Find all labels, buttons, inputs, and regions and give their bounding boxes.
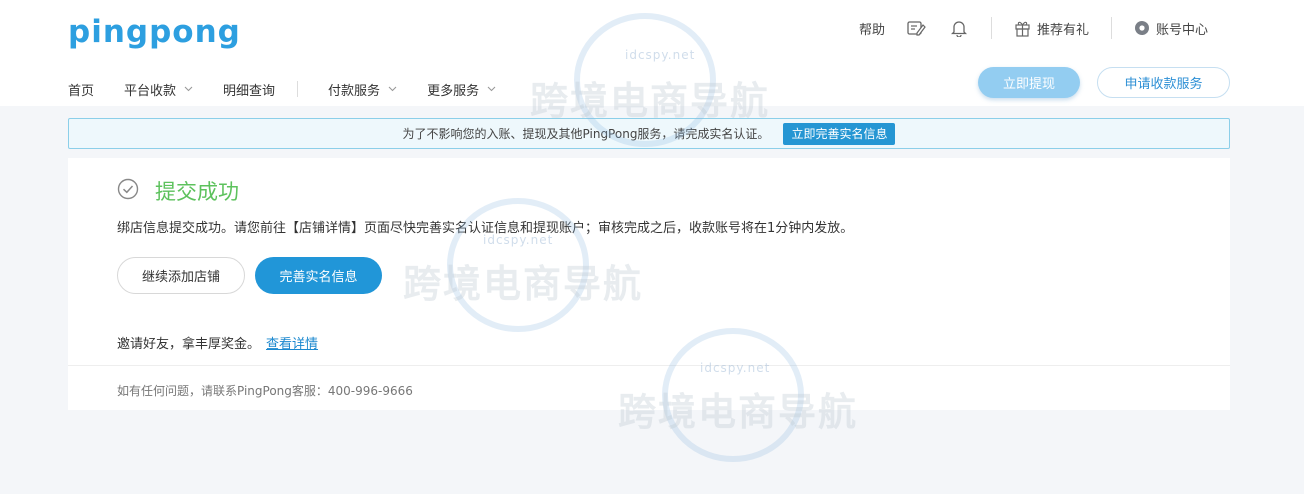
gift-icon <box>1014 20 1031 37</box>
account-center-link[interactable]: 账号中心 <box>1134 19 1208 38</box>
recommend-link[interactable]: 推荐有礼 <box>1014 19 1089 38</box>
result-card: 提交成功 绑店信息提交成功。请您前往【店铺详情】页面尽快完善实名认证信息和提现账… <box>68 158 1230 410</box>
toolbar-separator <box>990 17 992 39</box>
chevron-down-icon <box>487 86 496 92</box>
help-link[interactable]: 帮助 <box>859 19 885 38</box>
result-description: 绑店信息提交成功。请您前往【店铺详情】页面尽快完善实名认证信息和提现账户；审核完… <box>117 221 854 236</box>
complete-real-name-button[interactable]: 立即完善实名信息 <box>783 122 896 145</box>
top-right-toolbar: 帮助 推荐有礼 账号中心 <box>859 17 1208 39</box>
view-details-link[interactable]: 查看详情 <box>266 337 318 352</box>
account-icon <box>1134 20 1150 36</box>
contact-info: 如有任何问题，请联系PingPong客服：400-996-9666 <box>117 384 413 398</box>
real-name-notice-bar: 为了不影响您的入账、提现及其他PingPong服务，请完成实名认证。 立即完善实… <box>68 118 1230 149</box>
nav-platform-collection[interactable]: 平台收款 <box>124 80 193 99</box>
toolbar-separator <box>1110 17 1112 39</box>
continue-add-store-button[interactable]: 继续添加店铺 <box>117 257 245 294</box>
nav-payment-service[interactable]: 付款服务 <box>328 80 397 99</box>
nav-more-service[interactable]: 更多服务 <box>427 80 496 99</box>
feedback-icon[interactable] <box>907 18 927 38</box>
notice-text: 为了不影响您的入账、提现及其他PingPong服务，请完成实名认证。 <box>402 127 770 141</box>
bell-icon[interactable] <box>949 18 969 38</box>
account-label: 账号中心 <box>1155 22 1208 38</box>
top-header: pingpong 帮助 推荐有礼 账号中心 首页 平台收款 明细查询 付款服务 … <box>0 0 1304 106</box>
card-divider <box>68 365 1230 366</box>
invite-text: 邀请好友，拿丰厚奖金。 <box>117 337 261 352</box>
pingpong-logo[interactable]: pingpong <box>68 14 241 50</box>
chevron-down-icon <box>388 86 397 92</box>
nav-payment-service-label: 付款服务 <box>328 83 381 99</box>
success-header: 提交成功 <box>117 176 239 206</box>
check-circle-icon <box>117 178 139 204</box>
nav-more-service-label: 更多服务 <box>427 83 480 99</box>
withdraw-button[interactable]: 立即提现 <box>978 67 1080 98</box>
nav-home[interactable]: 首页 <box>68 80 94 99</box>
invite-row: 邀请好友，拿丰厚奖金。 查看详情 <box>117 333 318 352</box>
nav-platform-collection-label: 平台收款 <box>124 83 177 99</box>
complete-real-name-info-button[interactable]: 完善实名信息 <box>255 257 382 294</box>
chevron-down-icon <box>184 86 193 92</box>
apply-collection-service-button[interactable]: 申请收款服务 <box>1097 67 1230 98</box>
success-title: 提交成功 <box>155 180 239 204</box>
nav-details[interactable]: 明细查询 <box>223 80 275 99</box>
recommend-label: 推荐有礼 <box>1036 22 1089 38</box>
nav-separator <box>297 81 299 97</box>
main-nav: 首页 平台收款 明细查询 付款服务 更多服务 <box>68 79 526 99</box>
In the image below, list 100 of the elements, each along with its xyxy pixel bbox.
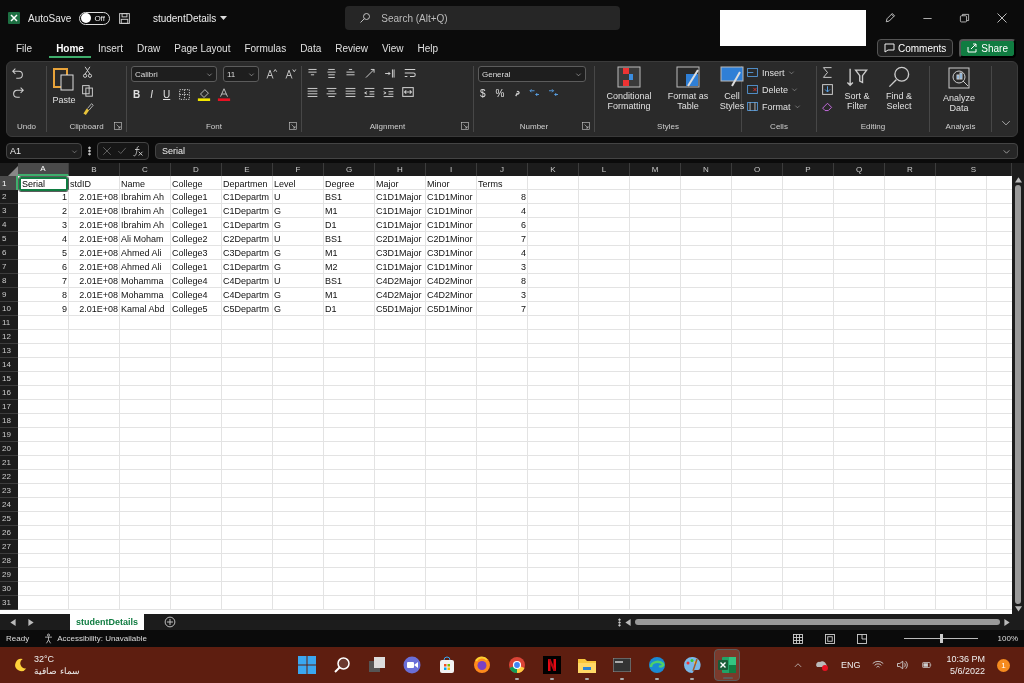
- horizontal-scrollbar[interactable]: [635, 619, 1000, 625]
- conditional-formatting-button[interactable]: Conditional Formatting: [599, 66, 659, 112]
- dialog-launcher-icon[interactable]: [582, 122, 590, 130]
- row-header[interactable]: 29: [0, 568, 18, 582]
- row-header[interactable]: 12: [0, 330, 18, 344]
- row-header[interactable]: 23: [0, 484, 18, 498]
- pen-icon[interactable]: [884, 12, 896, 24]
- format-painter-icon[interactable]: [81, 102, 94, 115]
- ribbon-tab[interactable]: Formulas: [237, 38, 294, 58]
- increase-decimal-icon[interactable]: [528, 87, 542, 99]
- cut-icon[interactable]: [81, 66, 94, 79]
- sheet-tab[interactable]: studentDetails: [70, 614, 144, 630]
- column-header[interactable]: F: [273, 163, 324, 176]
- search-icon[interactable]: [333, 656, 351, 674]
- show-hidden-icons-icon[interactable]: [792, 660, 803, 670]
- undo-icon[interactable]: [11, 66, 25, 80]
- clock-time[interactable]: 10:36 PM: [946, 654, 985, 664]
- column-header[interactable]: R: [885, 163, 936, 176]
- zoom-slider-thumb[interactable]: [939, 634, 943, 643]
- borders-icon[interactable]: [178, 87, 192, 101]
- column-header[interactable]: G: [324, 163, 375, 176]
- redo-icon[interactable]: [11, 85, 25, 99]
- dialog-launcher-icon[interactable]: [114, 122, 122, 130]
- fill-color-icon[interactable]: [197, 87, 212, 101]
- ribbon-tab[interactable]: File: [16, 38, 40, 58]
- row-header[interactable]: 9: [0, 288, 18, 302]
- sort-filter-button[interactable]: Sort & Filter: [838, 66, 876, 112]
- page-layout-icon[interactable]: [823, 632, 836, 645]
- dialog-launcher-icon[interactable]: [289, 122, 297, 130]
- ribbon-tab[interactable]: Help: [410, 38, 446, 58]
- format-as-table-button[interactable]: Format as Table: [665, 66, 711, 112]
- column-header[interactable]: M: [630, 163, 681, 176]
- enter-icon[interactable]: [117, 146, 127, 156]
- column-header[interactable]: C: [120, 163, 171, 176]
- row-header[interactable]: 21: [0, 456, 18, 470]
- video-chat-icon[interactable]: [403, 656, 421, 674]
- row-header[interactable]: 4: [0, 218, 18, 232]
- insert-function-icon[interactable]: [132, 145, 144, 157]
- wrap-text-icon[interactable]: [403, 66, 417, 80]
- decrease-decimal-icon[interactable]: [547, 87, 561, 99]
- normal-view-icon[interactable]: [791, 632, 804, 645]
- ribbon-tab[interactable]: Data: [293, 38, 329, 58]
- column-header[interactable]: N: [681, 163, 732, 176]
- bold-button[interactable]: B: [131, 88, 143, 100]
- row-header[interactable]: 15: [0, 372, 18, 386]
- column-header[interactable]: E: [222, 163, 273, 176]
- paste-button[interactable]: Paste: [51, 66, 77, 106]
- row-header[interactable]: 7: [0, 260, 18, 274]
- merge-center-icon[interactable]: [401, 85, 415, 99]
- row-header[interactable]: 14: [0, 358, 18, 372]
- next-sheet-icon[interactable]: [28, 618, 34, 626]
- start-icon[interactable]: [298, 656, 316, 674]
- scroll-up-icon[interactable]: [1014, 177, 1022, 183]
- paint-palette-icon[interactable]: [683, 656, 701, 674]
- caret-icon[interactable]: [220, 15, 228, 21]
- cell-styles-button[interactable]: Cell Styles: [717, 66, 747, 112]
- italic-button[interactable]: I: [148, 88, 155, 100]
- scroll-left-icon[interactable]: [625, 618, 631, 626]
- row-header[interactable]: 13: [0, 344, 18, 358]
- ribbon-tab[interactable]: Insert: [90, 38, 130, 58]
- font-size-dropdown[interactable]: 11: [223, 66, 259, 82]
- autosum-icon[interactable]: [821, 66, 834, 79]
- share-button[interactable]: Share: [959, 38, 1016, 58]
- formula-field[interactable]: Serial: [162, 146, 185, 156]
- column-header[interactable]: B: [69, 163, 120, 176]
- ribbon-tab[interactable]: Review: [328, 38, 376, 58]
- row-header[interactable]: 5: [0, 232, 18, 246]
- column-header[interactable]: A: [18, 163, 69, 176]
- orientation-icon[interactable]: [363, 66, 377, 80]
- spreadsheet-app-icon[interactable]: [718, 656, 736, 674]
- clear-icon[interactable]: [821, 100, 834, 113]
- row-header[interactable]: 6: [0, 246, 18, 260]
- name-box[interactable]: A1: [6, 143, 82, 159]
- row-header[interactable]: 16: [0, 386, 18, 400]
- row-header[interactable]: 30: [0, 582, 18, 596]
- file-name[interactable]: studentDetails: [152, 12, 217, 24]
- row-header[interactable]: 8: [0, 274, 18, 288]
- decrease-indent-icon[interactable]: [363, 85, 376, 99]
- ribbon-tab[interactable]: Draw: [129, 38, 168, 58]
- align-right-icon[interactable]: [344, 85, 357, 99]
- restore-icon[interactable]: [959, 12, 970, 24]
- more-options-icon[interactable]: [618, 617, 621, 627]
- add-sheet-icon[interactable]: [164, 616, 176, 628]
- font-name-dropdown[interactable]: Calibri: [131, 66, 217, 82]
- increase-indent-icon[interactable]: [382, 85, 395, 99]
- dialog-launcher-icon[interactable]: [461, 122, 469, 130]
- browser-icon[interactable]: [648, 656, 666, 674]
- row-header[interactable]: 18: [0, 414, 18, 428]
- page-break-preview-icon[interactable]: [855, 632, 868, 645]
- column-header[interactable]: I: [426, 163, 477, 176]
- store-icon[interactable]: [438, 656, 456, 674]
- column-header[interactable]: P: [783, 163, 834, 176]
- folder-icon[interactable]: [578, 657, 596, 673]
- column-header[interactable]: O: [732, 163, 783, 176]
- ribbon-tab[interactable]: View: [375, 38, 411, 58]
- row-header[interactable]: 27: [0, 540, 18, 554]
- search-field[interactable]: Search (Alt+Q): [345, 6, 621, 30]
- browser-icon[interactable]: [508, 656, 526, 674]
- more-options-icon[interactable]: [88, 146, 91, 156]
- copy-icon[interactable]: [81, 84, 94, 97]
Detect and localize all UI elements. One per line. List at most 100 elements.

-------------------------

▶ [EXERCISE OBJECTIVE]:
Copy out the part of the records that opens with the line containing "gift-icon <box>1014 20 1031 37</box>" and closes with the line containing "help-link[interactable]: 帮助 <box>859", reproducing each line word for word.

▶ [RESULT]:
gift-icon <box>1014 20 1031 37</box>
account-center-link[interactable]: 账号中心 <box>1134 19 1208 38</box>
recommend-link[interactable]: 推荐有礼 <box>1014 19 1089 38</box>
result-card: 提交成功 绑店信息提交成功。请您前往【店铺详情】页面尽快完善实名认证信息和提现账… <box>68 158 1230 410</box>
toolbar-separator <box>990 17 992 39</box>
chevron-down-icon <box>487 86 496 92</box>
help-link[interactable]: 帮助 <box>859 19 885 38</box>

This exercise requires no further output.